» **Short task**
Faithfully return all lines, omitting every embedded picture.

» **Dataset items**
┄┄┄┄┄┄
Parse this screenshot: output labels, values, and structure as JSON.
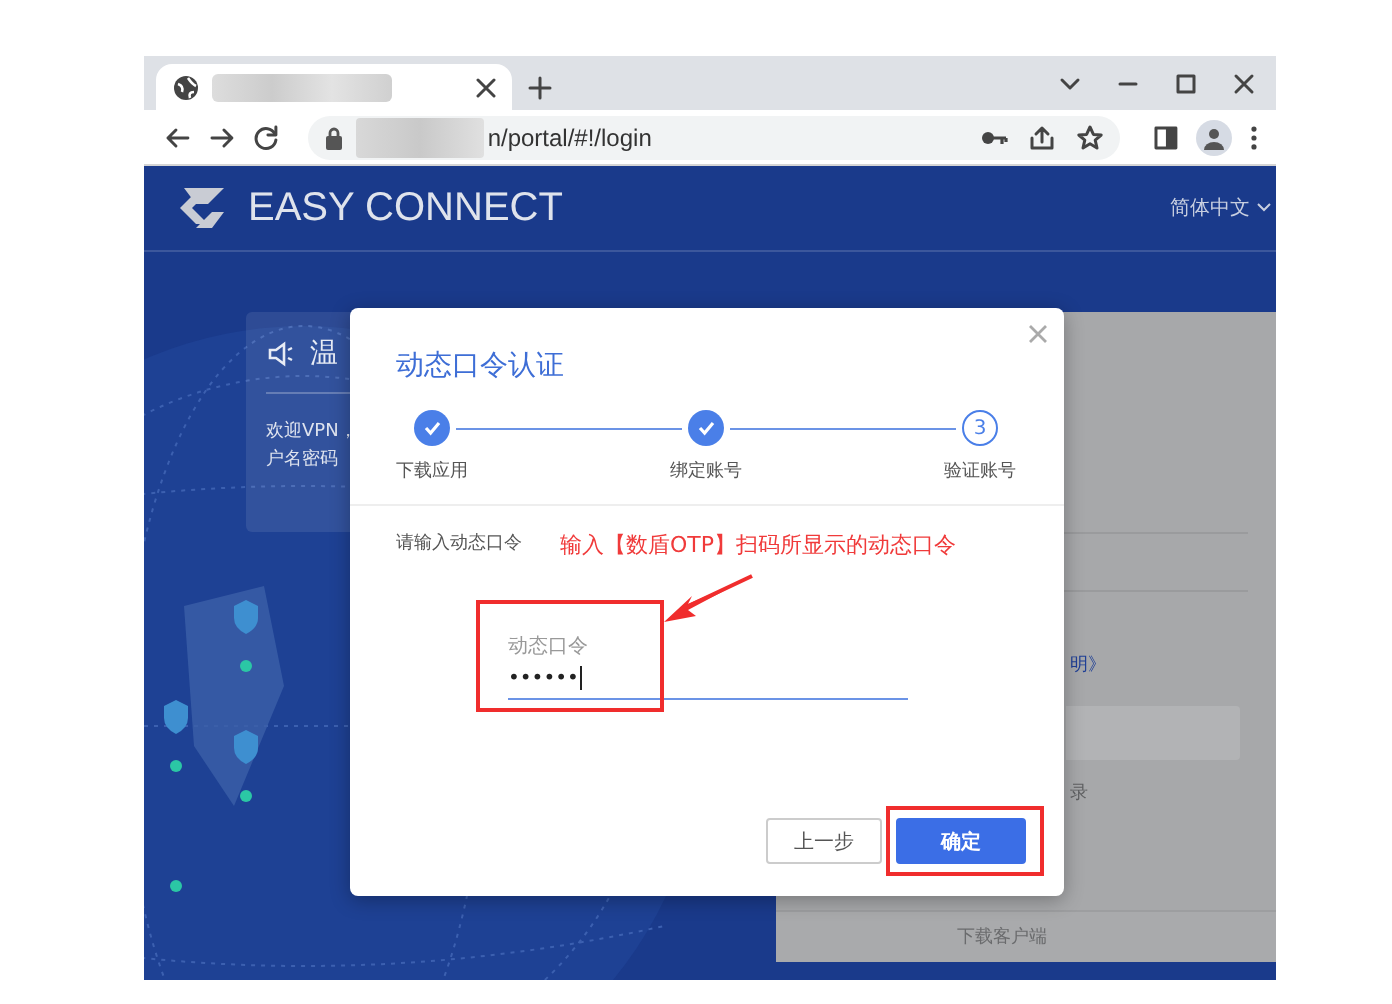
{
  "browser": {
    "address": "n/portal/#!/login"
  },
  "header": {
    "logo_text": "EASY CONNECT",
    "language": "简体中文"
  },
  "notice_card": {
    "title": "温",
    "lines": [
      "欢迎VPN，",
      "户名密码"
    ]
  },
  "login_panel": {
    "help_link": "明》",
    "hint": "录",
    "download_button": "下载客户端"
  },
  "dialog": {
    "title": "动态口令认证",
    "steps": [
      {
        "label": "下载应用",
        "done": true
      },
      {
        "label": "绑定账号",
        "done": true
      },
      {
        "label": "验证账号",
        "done": false,
        "number": "3"
      }
    ],
    "prompt": "请输入动态口令",
    "field": {
      "label": "动态口令",
      "value": "••••••"
    },
    "buttons": [
      {
        "label": "上一步",
        "kind": "secondary"
      },
      {
        "label": "确定",
        "kind": "primary"
      }
    ]
  },
  "annotation": {
    "text": "输入【数盾OTP】扫码所显示的动态口令"
  }
}
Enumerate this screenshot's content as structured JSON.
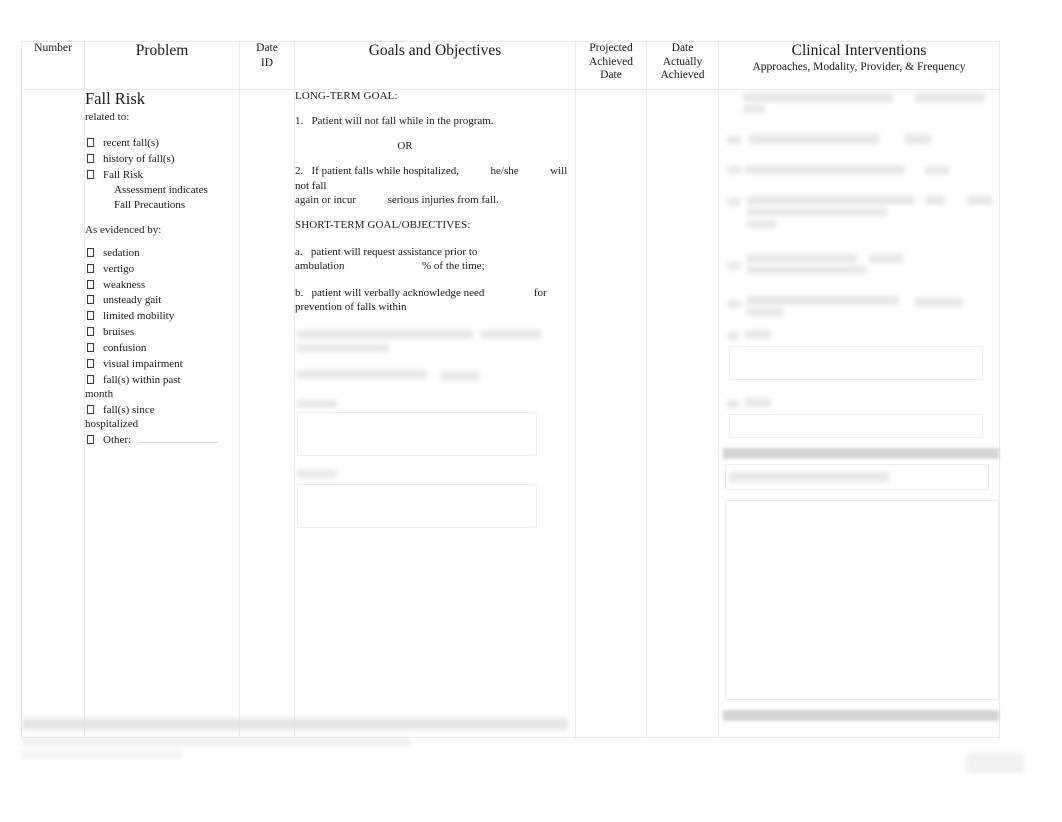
{
  "document": {
    "type": "clinical-care-plan-table",
    "page_background": "#ffffff",
    "border_color": "#e9e9e9"
  },
  "table": {
    "headers": [
      {
        "id": "number",
        "label": "Number",
        "size": "small"
      },
      {
        "id": "problem",
        "label": "Problem",
        "size": "big"
      },
      {
        "id": "date_id",
        "label": "Date",
        "sublabel": "ID",
        "size": "small"
      },
      {
        "id": "goals",
        "label": "Goals and Objectives",
        "size": "big"
      },
      {
        "id": "projected_achieved_date",
        "line1": "Projected",
        "line2": "Achieved",
        "line3": "Date",
        "size": "small"
      },
      {
        "id": "date_actually_achieved",
        "line1": "Date",
        "line2": "Actually",
        "line3": "Achieved",
        "size": "small"
      },
      {
        "id": "clinical_interventions",
        "label": "Clinical Interventions",
        "sublabel": "Approaches, Modality, Provider, & Frequency",
        "size": "big"
      }
    ]
  },
  "row": {
    "number_value": "",
    "date_id_value": "",
    "projected_date_value": "",
    "date_achieved_value": ""
  },
  "problem": {
    "title": "Fall Risk",
    "related_to_label": "related to:",
    "related_to_items": [
      {
        "text": "recent  fall(s)"
      },
      {
        "text": "history of  fall(s)"
      },
      {
        "text": "Fall Risk",
        "sub1": "Assessment       indicates",
        "sub2": "Fall Precautions"
      }
    ],
    "evidenced_by_label": "As evidenced by:",
    "evidenced_by_items": [
      {
        "text": "sedation"
      },
      {
        "text": "vertigo"
      },
      {
        "text": "weakness"
      },
      {
        "text": "unsteady gait"
      },
      {
        "text": "limited mobility"
      },
      {
        "text": "bruises"
      },
      {
        "text": "confusion"
      },
      {
        "text": "visual impairment"
      },
      {
        "text": "fall(s) within past",
        "cont": "month"
      },
      {
        "text": "fall(s) since",
        "cont": "hospitalized"
      },
      {
        "text": "Other:",
        "rule": true
      }
    ]
  },
  "goals": {
    "long_term_heading": "LONG-TERM GOAL:",
    "long_term_items": [
      {
        "marker": "1.",
        "text": "Patient will not fall while in the program."
      },
      {
        "marker": "2.",
        "text_a": "If patient falls while hospitalized,",
        "text_b": "he/she",
        "text_c": "will not fall",
        "text_d": "again or incur",
        "text_e": "serious injuries from fall."
      }
    ],
    "or_label": "OR",
    "short_term_heading": "SHORT-TERM GOAL/OBJECTIVES:",
    "short_term_items": [
      {
        "marker": "a.",
        "text_a": "patient will request assistance prior to",
        "text_b": "ambulation",
        "text_c": "% of the time;"
      },
      {
        "marker": "b.",
        "text_a": "patient will verbally acknowledge need",
        "text_b": "for",
        "text_c": "prevention of falls within"
      }
    ],
    "redacted_note": "remaining goal text in source image is blurred and illegible"
  },
  "interventions": {
    "redacted_note": "all intervention text in source image is blurred and illegible",
    "shaded_row_color": "#d5d5d5"
  },
  "footer": {
    "redacted_note": "footer line in source image is blurred and illegible"
  }
}
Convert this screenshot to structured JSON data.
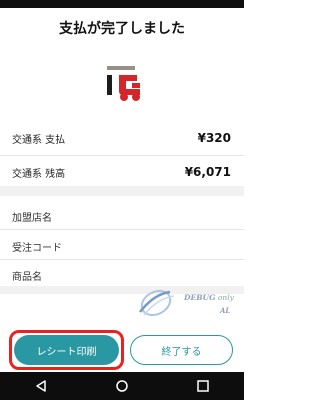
{
  "screen": {
    "title": "支払が完了しました"
  },
  "payment": {
    "items": [
      {
        "label": "交通系 支払",
        "amount": "¥320"
      },
      {
        "label": "交通系 残高",
        "amount": "¥6,071"
      }
    ]
  },
  "details": {
    "merchant_label": "加盟店名",
    "order_code_label": "受注コード",
    "product_label": "商品名"
  },
  "watermark": {
    "text": "DEBUG",
    "only": " only",
    "sub": "AL"
  },
  "buttons": {
    "receipt": "レシート印刷",
    "end": "終了する"
  },
  "colors": {
    "accent": "#2a98a3",
    "highlight": "#e8231f",
    "logo_red": "#d4252a"
  },
  "icons": {
    "logo": "ic-logo",
    "back": "back-icon",
    "home": "home-icon",
    "recents": "recents-icon"
  }
}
┄┄┄┄┄┄
» **Answer below**
Parse this screenshot: output labels, values, and structure as JSON.
{
  "browser": {
    "address": "n/portal/#!/login"
  },
  "header": {
    "logo_text": "EASY CONNECT",
    "language": "简体中文"
  },
  "notice_card": {
    "title": "温",
    "lines": [
      "欢迎VPN，",
      "户名密码"
    ]
  },
  "login_panel": {
    "help_link": "明》",
    "hint": "录",
    "download_button": "下载客户端"
  },
  "dialog": {
    "title": "动态口令认证",
    "steps": [
      {
        "label": "下载应用",
        "done": true
      },
      {
        "label": "绑定账号",
        "done": true
      },
      {
        "label": "验证账号",
        "done": false,
        "number": "3"
      }
    ],
    "prompt": "请输入动态口令",
    "field": {
      "label": "动态口令",
      "value": "••••••"
    },
    "buttons": [
      {
        "label": "上一步",
        "kind": "secondary"
      },
      {
        "label": "确定",
        "kind": "primary"
      }
    ]
  },
  "annotation": {
    "text": "输入【数盾OTP】扫码所显示的动态口令"
  }
}
Enumerate this screenshot's content as structured JSON.
{
  "document": {
    "type": "clinical-care-plan-table",
    "page_background": "#ffffff",
    "border_color": "#e9e9e9"
  },
  "table": {
    "headers": [
      {
        "id": "number",
        "label": "Number",
        "size": "small"
      },
      {
        "id": "problem",
        "label": "Problem",
        "size": "big"
      },
      {
        "id": "date_id",
        "label": "Date",
        "sublabel": "ID",
        "size": "small"
      },
      {
        "id": "goals",
        "label": "Goals and Objectives",
        "size": "big"
      },
      {
        "id": "projected_achieved_date",
        "line1": "Projected",
        "line2": "Achieved",
        "line3": "Date",
        "size": "small"
      },
      {
        "id": "date_actually_achieved",
        "line1": "Date",
        "line2": "Actually",
        "line3": "Achieved",
        "size": "small"
      },
      {
        "id": "clinical_interventions",
        "label": "Clinical Interventions",
        "sublabel": "Approaches, Modality, Provider, & Frequency",
        "size": "big"
      }
    ]
  },
  "row": {
    "number_value": "",
    "date_id_value": "",
    "projected_date_value": "",
    "date_achieved_value": ""
  },
  "problem": {
    "title": "Fall Risk",
    "related_to_label": "related to:",
    "related_to_items": [
      {
        "text": "recent  fall(s)"
      },
      {
        "text": "history of  fall(s)"
      },
      {
        "text": "Fall Risk",
        "sub1": "Assessment       indicates",
        "sub2": "Fall Precautions"
      }
    ],
    "evidenced_by_label": "As evidenced by:",
    "evidenced_by_items": [
      {
        "text": "sedation"
      },
      {
        "text": "vertigo"
      },
      {
        "text": "weakness"
      },
      {
        "text": "unsteady gait"
      },
      {
        "text": "limited mobility"
      },
      {
        "text": "bruises"
      },
      {
        "text": "confusion"
      },
      {
        "text": "visual impairment"
      },
      {
        "text": "fall(s) within past",
        "cont": "month"
      },
      {
        "text": "fall(s) since",
        "cont": "hospitalized"
      },
      {
        "text": "Other:",
        "rule": true
      }
    ]
  },
  "goals": {
    "long_term_heading": "LONG-TERM GOAL:",
    "long_term_items": [
      {
        "marker": "1.",
        "text": "Patient will not fall while in the program."
      },
      {
        "marker": "2.",
        "text_a": "If patient falls while hospitalized,",
        "text_b": "he/she",
        "text_c": "will not fall",
        "text_d": "again or incur",
        "text_e": "serious injuries from fall."
      }
    ],
    "or_label": "OR",
    "short_term_heading": "SHORT-TERM GOAL/OBJECTIVES:",
    "short_term_items": [
      {
        "marker": "a.",
        "text_a": "patient will request assistance prior to",
        "text_b": "ambulation",
        "text_c": "% of the time;"
      },
      {
        "marker": "b.",
        "text_a": "patient will verbally acknowledge need",
        "text_b": "for",
        "text_c": "prevention of falls within"
      }
    ],
    "redacted_note": "remaining goal text in source image is blurred and illegible"
  },
  "interventions": {
    "redacted_note": "all intervention text in source image is blurred and illegible",
    "shaded_row_color": "#d5d5d5"
  },
  "footer": {
    "redacted_note": "footer line in source image is blurred and illegible"
  }
}
Convert this screenshot to structured JSON data.
{
  "screen": {
    "title": "支払が完了しました"
  },
  "payment": {
    "items": [
      {
        "label": "交通系 支払",
        "amount": "¥320"
      },
      {
        "label": "交通系 残高",
        "amount": "¥6,071"
      }
    ]
  },
  "details": {
    "merchant_label": "加盟店名",
    "order_code_label": "受注コード",
    "product_label": "商品名"
  },
  "watermark": {
    "text": "DEBUG",
    "only": " only",
    "sub": "AL"
  },
  "buttons": {
    "receipt": "レシート印刷",
    "end": "終了する"
  },
  "colors": {
    "accent": "#2a98a3",
    "highlight": "#e8231f",
    "logo_red": "#d4252a"
  },
  "icons": {
    "logo": "ic-logo",
    "back": "back-icon",
    "home": "home-icon",
    "recents": "recents-icon"
  }
}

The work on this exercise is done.